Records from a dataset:
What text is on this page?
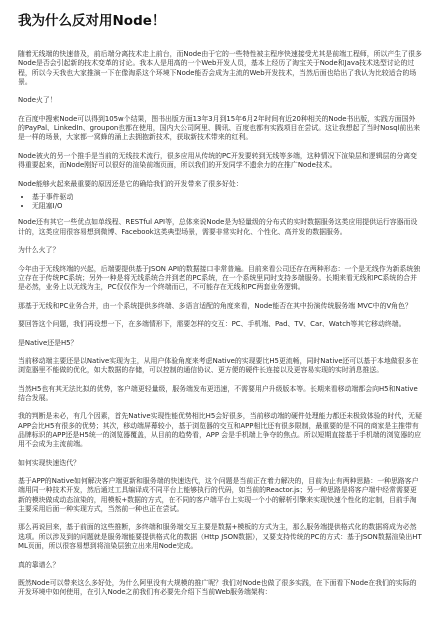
我为什么反对用Node！

随着无线端的快速普及，前后端分离技术走上前台，而Node由于它的一些特性被主程序快速接受尤其是前端工程师，所以产生了很多Node是否会引起新的技术变革的讨论。我本人是用高的一个Web开发人员，基本上经历了淘宝关于Node和Java技术选型讨论的过程，所以今天我也大家推演一下在像淘系这个环境下Node能否会成为主流的Web开发技术，当然后面也给出了我认为比较适合的场景。

Node火了！

在百度中搜索Node可以得到105w个结果，图书出版方面13年3月到15年6月2年时间有近20种相关的Node书出版，实践方面国外的PayPal、LinkedIn、groupon也都在使用，国内大公司阿里、腾讯、百度也都有实践项目在尝试。这让我想起了当时Nosql前出来是一样的场景，大家都一窝蜂的涌上去拥抱新技术，获取新技术带来的红利。

Node被火的另一个推手是当前的无线技术流行，很多应用从传统的PC开发要转到无线等多端，这种情况下渲染层和逻辑层的分离变得重要起来，而Node刚好可以很好的渲染前端页面，所以我们的开发同学不遗余力的在推广Node技术。

Node能够火起来最重要的原因还是它的确给我们的开发带来了很多好处：

• 基于事件驱动
• 无阻塞I/O

Node还有其它一些优点如单线程、RESTful API等，总体来说Node是为轻量级的分布式的实时数据服务这类应用提供运行容器而设计的，这类应用很容易想到微博、Facebook这类典型场景，需要非常实时化、个性化、高并发的数据服务。

为什么火了？

今年由于无线终端的兴起，后端要提供基于JSON API的数据接口非常普遍。目前来看公司还存在两种形态：一个是无线作为新系统独立存在于传统PC系统；另外一种是将无线系统合并到老的PC系统，在一个系统里同时支持多端服务。长期来看无线和PC系统的合并是必然，业务上以无线为主，PC仅仅作为一个终端而已，不可能存在无线和PC两套业务逻辑。

那基于无线和PC业务合并，由一个系统提供多终端、多语言适配的角度来看，Node能否在其中扮演传统服务端 MVC中的V角色？

要回答这个问题，我们再设想一下，在多端情形下，需要怎样的交互：PC、手机端、Pad、TV、Car、Watch等其它移动终端。

是Native还是H5？

当前移动端主要还是以Native实现为主，从用户体验角度来考虑Native的实现要比H5更流畅，同时Native还可以基于本地做很多在浏览器里不能做的优化，如大数据的存储，可以控制的通信协议、更方便的硬件长连接以及更容易实现的实时消息推送。

当然H5也有其无法比拟的优势，客户端更轻量级，服务端发布更迅速，不需要用户升级版本等。长期来看移动端都会向H5和Native结合发展。

我的判断是未必，有几个因素，首先Native实现性能优势相比H5会好很多，当前移动端的硬件处理能力都还未极致体验的时代，无疑APP会比H5有很多的优势；其次，移动端屏幕较小，基于浏览器的交互和APP相比还有很多限制，最重要的是不同的商家是主推带有品牌标识的APP还是H5统一的浏览器覆盖，从目前的趋势看，APP 会是手机端上争夺的焦点。所以短期直接基于手机端的浏览器的应用不会成为主流前端。

如何实现快速迭代？

基于APP的Native如何解决客户端更新和服务端的快速迭代，这个问题是当前正在着力解决的，目前为止有两种思路：一种思路客户端用同一种技术开发，然后通过工具编译成不同平台上能够执行的代码，如当前的Reactor.js；另一种思路是将客户端中经常需要更新的模块做成动态渲染的，用模板+数据的方式，在不同的客户端平台上实现一个小的解析引擎来实现快速个性化的定制，目前手淘主要采用后面一种实现方式，当然前一种也正在尝试。

那么再说回来，基于前面的这些推断，多终端和服务端交互主要是数据+模板的方式为主，那么服务端提供格式化的数据将成为必然选项。所以涉及到的问题就是服务端能要提供格式化的数据（Http JSON数据），又要支持传统的PC的方式：基于JSON数据渲染出HTML页面，所以很容易想到将渲染层独立出来用Node完成。

真的靠谱么？

既然Node可以带来这么多好处，为什么阿里没有大规模的推广呢？我们对Node也做了很多实践，在下面看下Node在我们的实际的开发环境中如何使用，在引入Node之前我们有必要先介绍下当前Web服务端架构：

* [TASK OBJECTIVE] Omit every picture, and otherwise quote the entries exactly.

* [EXERCISE RESULT]
What text is on this page?
我为什么反对用Node！

随着无线端的快速普及，前后端分离技术走上前台，而Node由于它的一些特性被主程序快速接受尤其是前端工程师，所以产生了很多Node是否会引起新的技术变革的讨论。我本人是用高的一个Web开发人员，基本上经历了淘宝关于Node和Java技术选型讨论的过程，所以今天我也大家推演一下在像淘系这个环境下Node能否会成为主流的Web开发技术，当然后面也给出了我认为比较适合的场景。

Node火了！

在百度中搜索Node可以得到105w个结果，图书出版方面13年3月到15年6月2年时间有近20种相关的Node书出版，实践方面国外的PayPal、LinkedIn、groupon也都在使用，国内大公司阿里、腾讯、百度也都有实践项目在尝试。这让我想起了当时Nosql前出来是一样的场景，大家都一窝蜂的涌上去拥抱新技术，获取新技术带来的红利。

Node被火的另一个推手是当前的无线技术流行，很多应用从传统的PC开发要转到无线等多端，这种情况下渲染层和逻辑层的分离变得重要起来，而Node刚好可以很好的渲染前端页面，所以我们的开发同学不遗余力的在推广Node技术。

Node能够火起来最重要的原因还是它的确给我们的开发带来了很多好处：

• 基于事件驱动
• 无阻塞I/O

Node还有其它一些优点如单线程、RESTful API等，总体来说Node是为轻量级的分布式的实时数据服务这类应用提供运行容器而设计的，这类应用很容易想到微博、Facebook这类典型场景，需要非常实时化、个性化、高并发的数据服务。

为什么火了？

今年由于无线终端的兴起，后端要提供基于JSON API的数据接口非常普遍。目前来看公司还存在两种形态：一个是无线作为新系统独立存在于传统PC系统；另外一种是将无线系统合并到老的PC系统，在一个系统里同时支持多端服务。长期来看无线和PC系统的合并是必然，业务上以无线为主，PC仅仅作为一个终端而已，不可能存在无线和PC两套业务逻辑。

那基于无线和PC业务合并，由一个系统提供多终端、多语言适配的角度来看，Node能否在其中扮演传统服务端 MVC中的V角色？

要回答这个问题，我们再设想一下，在多端情形下，需要怎样的交互：PC、手机端、Pad、TV、Car、Watch等其它移动终端。

是Native还是H5？

当前移动端主要还是以Native实现为主，从用户体验角度来考虑Native的实现要比H5更流畅，同时Native还可以基于本地做很多在浏览器里不能做的优化，如大数据的存储，可以控制的通信协议、更方便的硬件长连接以及更容易实现的实时消息推送。

当然H5也有其无法比拟的优势，客户端更轻量级，服务端发布更迅速，不需要用户升级版本等。长期来看移动端都会向H5和Native结合发展。

我的判断是未必，有几个因素，首先Native实现性能优势相比H5会好很多，当前移动端的硬件处理能力都还未极致体验的时代，无疑APP会比H5有很多的优势；其次，移动端屏幕较小，基于浏览器的交互和APP相比还有很多限制，最重要的是不同的商家是主推带有品牌标识的APP还是H5统一的浏览器覆盖，从目前的趋势看，APP 会是手机端上争夺的焦点。所以短期直接基于手机端的浏览器的应用不会成为主流前端。

如何实现快速迭代？

基于APP的Native如何解决客户端更新和服务端的快速迭代，这个问题是当前正在着力解决的，目前为止有两种思路：一种思路客户端用同一种技术开发，然后通过工具编译成不同平台上能够执行的代码，如当前的Reactor.js；另一种思路是将客户端中经常需要更新的模块做成动态渲染的，用模板+数据的方式，在不同的客户端平台上实现一个小的解析引擎来实现快速个性化的定制，目前手淘主要采用后面一种实现方式，当然前一种也正在尝试。

那么再说回来，基于前面的这些推断，多终端和服务端交互主要是数据+模板的方式为主，那么服务端提供格式化的数据将成为必然选项。所以涉及到的问题就是服务端能要提供格式化的数据（Http JSON数据），又要支持传统的PC的方式：基于JSON数据渲染出HTML页面，所以很容易想到将渲染层独立出来用Node完成。

真的靠谱么？

既然Node可以带来这么多好处，为什么阿里没有大规模的推广呢？我们对Node也做了很多实践，在下面看下Node在我们的实际的开发环境中如何使用，在引入Node之前我们有必要先介绍下当前Web服务端架构：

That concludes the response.